▶ [Records shown]
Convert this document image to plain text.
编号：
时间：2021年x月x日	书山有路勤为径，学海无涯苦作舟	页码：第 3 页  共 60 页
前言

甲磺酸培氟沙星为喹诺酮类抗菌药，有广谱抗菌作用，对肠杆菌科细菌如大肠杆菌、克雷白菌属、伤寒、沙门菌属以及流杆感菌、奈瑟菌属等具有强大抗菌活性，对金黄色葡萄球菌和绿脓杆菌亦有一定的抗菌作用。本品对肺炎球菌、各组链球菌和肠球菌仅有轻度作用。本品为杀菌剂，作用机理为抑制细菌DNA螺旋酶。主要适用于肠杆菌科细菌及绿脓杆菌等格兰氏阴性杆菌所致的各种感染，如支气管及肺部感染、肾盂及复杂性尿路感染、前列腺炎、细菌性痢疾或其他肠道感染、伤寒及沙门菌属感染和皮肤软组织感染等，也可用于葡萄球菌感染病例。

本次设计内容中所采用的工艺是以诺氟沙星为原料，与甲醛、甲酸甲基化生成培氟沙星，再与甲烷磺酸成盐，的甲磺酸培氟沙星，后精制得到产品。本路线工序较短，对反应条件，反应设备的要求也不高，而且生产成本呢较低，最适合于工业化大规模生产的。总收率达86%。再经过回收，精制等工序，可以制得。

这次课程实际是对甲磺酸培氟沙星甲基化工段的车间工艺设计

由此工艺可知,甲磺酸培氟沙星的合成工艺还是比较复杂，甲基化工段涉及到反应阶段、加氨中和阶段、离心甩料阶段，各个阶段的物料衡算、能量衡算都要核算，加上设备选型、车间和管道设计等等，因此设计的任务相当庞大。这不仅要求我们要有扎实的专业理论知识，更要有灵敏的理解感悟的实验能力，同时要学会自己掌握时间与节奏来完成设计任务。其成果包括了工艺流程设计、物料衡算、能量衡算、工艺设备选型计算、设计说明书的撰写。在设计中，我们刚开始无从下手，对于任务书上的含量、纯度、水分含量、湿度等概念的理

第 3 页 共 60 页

▶ [Exercise directions] Using the listing above, please repeat every entry exactly.

▶ [Full answer]
Convert this document image to plain text.
编号：
时间：2021年x月x日	书山有路勤为径，学海无涯苦作舟	页码：第 3 页  共 60 页
前言

甲磺酸培氟沙星为喹诺酮类抗菌药，有广谱抗菌作用，对肠杆菌科细菌如大肠杆菌、克雷白菌属、伤寒、沙门菌属以及流杆感菌、奈瑟菌属等具有强大抗菌活性，对金黄色葡萄球菌和绿脓杆菌亦有一定的抗菌作用。本品对肺炎球菌、各组链球菌和肠球菌仅有轻度作用。本品为杀菌剂，作用机理为抑制细菌DNA螺旋酶。主要适用于肠杆菌科细菌及绿脓杆菌等格兰氏阴性杆菌所致的各种感染，如支气管及肺部感染、肾盂及复杂性尿路感染、前列腺炎、细菌性痢疾或其他肠道感染、伤寒及沙门菌属感染和皮肤软组织感染等，也可用于葡萄球菌感染病例。

本次设计内容中所采用的工艺是以诺氟沙星为原料，与甲醛、甲酸甲基化生成培氟沙星，再与甲烷磺酸成盐，的甲磺酸培氟沙星，后精制得到产品。本路线工序较短，对反应条件，反应设备的要求也不高，而且生产成本呢较低，最适合于工业化大规模生产的。总收率达86%。再经过回收，精制等工序，可以制得。

这次课程实际是对甲磺酸培氟沙星甲基化工段的车间工艺设计

由此工艺可知,甲磺酸培氟沙星的合成工艺还是比较复杂，甲基化工段涉及到反应阶段、加氨中和阶段、离心甩料阶段，各个阶段的物料衡算、能量衡算都要核算，加上设备选型、车间和管道设计等等，因此设计的任务相当庞大。这不仅要求我们要有扎实的专业理论知识，更要有灵敏的理解感悟的实验能力，同时要学会自己掌握时间与节奏来完成设计任务。其成果包括了工艺流程设计、物料衡算、能量衡算、工艺设备选型计算、设计说明书的撰写。在设计中，我们刚开始无从下手，对于任务书上的含量、纯度、水分含量、湿度等概念的理

第 3 页 共 60 页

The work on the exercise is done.